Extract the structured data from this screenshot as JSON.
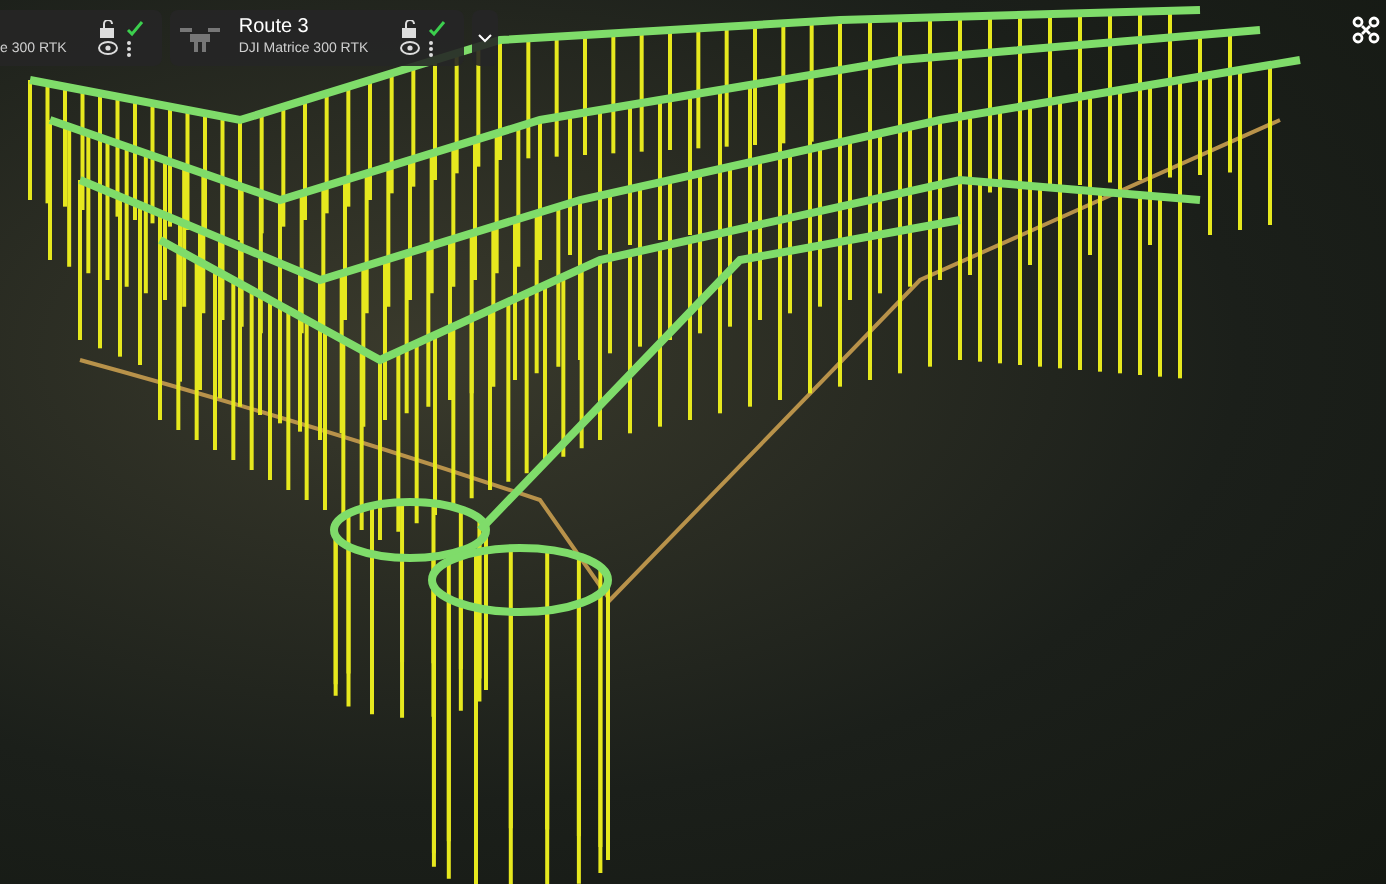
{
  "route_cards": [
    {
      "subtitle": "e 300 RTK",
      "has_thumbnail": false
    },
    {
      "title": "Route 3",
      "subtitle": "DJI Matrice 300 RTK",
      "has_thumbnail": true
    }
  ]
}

· · · · · · ·

Copy the data exactly. Any picture it contains is to be omitted.

:: Task output ::
Extract the structured data from this screenshot as JSON.
{
  "route_cards": [
    {
      "subtitle": "e 300 RTK",
      "has_thumbnail": false
    },
    {
      "title": "Route 3",
      "subtitle": "DJI Matrice 300 RTK",
      "has_thumbnail": true
    }
  ]
}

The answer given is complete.